#### Exercise instructions
Write out the material exactly. Do not include the pictures.

#### Information provided
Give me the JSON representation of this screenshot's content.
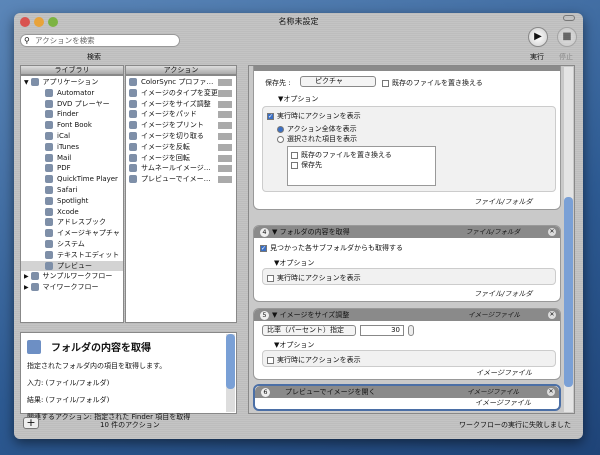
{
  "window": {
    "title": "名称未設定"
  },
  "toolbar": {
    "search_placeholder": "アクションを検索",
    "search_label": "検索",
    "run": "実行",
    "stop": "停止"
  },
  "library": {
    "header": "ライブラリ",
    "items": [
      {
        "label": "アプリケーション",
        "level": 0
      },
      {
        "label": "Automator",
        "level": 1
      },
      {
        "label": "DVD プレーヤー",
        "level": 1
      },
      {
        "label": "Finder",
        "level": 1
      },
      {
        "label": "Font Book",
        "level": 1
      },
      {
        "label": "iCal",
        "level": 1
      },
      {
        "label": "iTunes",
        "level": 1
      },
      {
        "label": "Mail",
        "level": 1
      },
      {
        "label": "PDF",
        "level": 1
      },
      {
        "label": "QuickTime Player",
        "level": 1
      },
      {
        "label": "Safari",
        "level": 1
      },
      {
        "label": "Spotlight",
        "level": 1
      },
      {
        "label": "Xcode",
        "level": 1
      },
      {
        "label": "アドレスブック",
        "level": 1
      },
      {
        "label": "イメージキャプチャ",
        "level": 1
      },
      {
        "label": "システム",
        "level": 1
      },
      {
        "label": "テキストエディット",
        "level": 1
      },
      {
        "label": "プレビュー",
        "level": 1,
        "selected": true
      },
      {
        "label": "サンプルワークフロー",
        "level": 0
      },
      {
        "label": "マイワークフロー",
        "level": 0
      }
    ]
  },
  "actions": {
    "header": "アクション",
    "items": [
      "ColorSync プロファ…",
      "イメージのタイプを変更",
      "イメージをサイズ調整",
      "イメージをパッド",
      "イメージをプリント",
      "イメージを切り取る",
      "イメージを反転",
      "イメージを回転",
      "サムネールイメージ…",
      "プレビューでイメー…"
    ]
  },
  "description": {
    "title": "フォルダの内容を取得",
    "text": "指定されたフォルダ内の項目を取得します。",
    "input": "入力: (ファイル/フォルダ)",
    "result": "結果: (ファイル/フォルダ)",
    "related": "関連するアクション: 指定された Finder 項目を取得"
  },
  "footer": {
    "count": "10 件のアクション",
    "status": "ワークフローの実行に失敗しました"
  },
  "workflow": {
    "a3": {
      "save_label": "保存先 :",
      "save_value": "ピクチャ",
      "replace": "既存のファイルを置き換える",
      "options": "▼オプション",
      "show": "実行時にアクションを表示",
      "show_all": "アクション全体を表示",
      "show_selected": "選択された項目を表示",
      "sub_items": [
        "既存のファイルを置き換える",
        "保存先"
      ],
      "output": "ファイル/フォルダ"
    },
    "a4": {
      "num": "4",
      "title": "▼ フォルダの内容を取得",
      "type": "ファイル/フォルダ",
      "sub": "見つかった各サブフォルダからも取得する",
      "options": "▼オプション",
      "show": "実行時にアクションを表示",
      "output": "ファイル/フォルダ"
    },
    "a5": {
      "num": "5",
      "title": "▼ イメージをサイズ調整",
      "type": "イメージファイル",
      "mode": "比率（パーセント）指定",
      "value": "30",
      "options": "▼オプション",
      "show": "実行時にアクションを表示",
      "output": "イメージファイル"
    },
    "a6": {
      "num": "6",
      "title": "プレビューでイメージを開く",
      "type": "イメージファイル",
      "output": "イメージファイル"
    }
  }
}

#### Task solution
Give me the JSON representation of this screenshot's content.
{
  "window": {
    "title": "名称未設定"
  },
  "toolbar": {
    "search_placeholder": "アクションを検索",
    "search_label": "検索",
    "run": "実行",
    "stop": "停止"
  },
  "library": {
    "header": "ライブラリ",
    "items": [
      {
        "label": "アプリケーション",
        "level": 0
      },
      {
        "label": "Automator",
        "level": 1
      },
      {
        "label": "DVD プレーヤー",
        "level": 1
      },
      {
        "label": "Finder",
        "level": 1
      },
      {
        "label": "Font Book",
        "level": 1
      },
      {
        "label": "iCal",
        "level": 1
      },
      {
        "label": "iTunes",
        "level": 1
      },
      {
        "label": "Mail",
        "level": 1
      },
      {
        "label": "PDF",
        "level": 1
      },
      {
        "label": "QuickTime Player",
        "level": 1
      },
      {
        "label": "Safari",
        "level": 1
      },
      {
        "label": "Spotlight",
        "level": 1
      },
      {
        "label": "Xcode",
        "level": 1
      },
      {
        "label": "アドレスブック",
        "level": 1
      },
      {
        "label": "イメージキャプチャ",
        "level": 1
      },
      {
        "label": "システム",
        "level": 1
      },
      {
        "label": "テキストエディット",
        "level": 1
      },
      {
        "label": "プレビュー",
        "level": 1,
        "selected": true
      },
      {
        "label": "サンプルワークフロー",
        "level": 0
      },
      {
        "label": "マイワークフロー",
        "level": 0
      }
    ]
  },
  "actions": {
    "header": "アクション",
    "items": [
      "ColorSync プロファ…",
      "イメージのタイプを変更",
      "イメージをサイズ調整",
      "イメージをパッド",
      "イメージをプリント",
      "イメージを切り取る",
      "イメージを反転",
      "イメージを回転",
      "サムネールイメージ…",
      "プレビューでイメー…"
    ]
  },
  "description": {
    "title": "フォルダの内容を取得",
    "text": "指定されたフォルダ内の項目を取得します。",
    "input": "入力: (ファイル/フォルダ)",
    "result": "結果: (ファイル/フォルダ)",
    "related": "関連するアクション: 指定された Finder 項目を取得"
  },
  "footer": {
    "count": "10 件のアクション",
    "status": "ワークフローの実行に失敗しました"
  },
  "workflow": {
    "a3": {
      "save_label": "保存先 :",
      "save_value": "ピクチャ",
      "replace": "既存のファイルを置き換える",
      "options": "▼オプション",
      "show": "実行時にアクションを表示",
      "show_all": "アクション全体を表示",
      "show_selected": "選択された項目を表示",
      "sub_items": [
        "既存のファイルを置き換える",
        "保存先"
      ],
      "output": "ファイル/フォルダ"
    },
    "a4": {
      "num": "4",
      "title": "▼ フォルダの内容を取得",
      "type": "ファイル/フォルダ",
      "sub": "見つかった各サブフォルダからも取得する",
      "options": "▼オプション",
      "show": "実行時にアクションを表示",
      "output": "ファイル/フォルダ"
    },
    "a5": {
      "num": "5",
      "title": "▼ イメージをサイズ調整",
      "type": "イメージファイル",
      "mode": "比率（パーセント）指定",
      "value": "30",
      "options": "▼オプション",
      "show": "実行時にアクションを表示",
      "output": "イメージファイル"
    },
    "a6": {
      "num": "6",
      "title": "プレビューでイメージを開く",
      "type": "イメージファイル",
      "output": "イメージファイル"
    }
  }
}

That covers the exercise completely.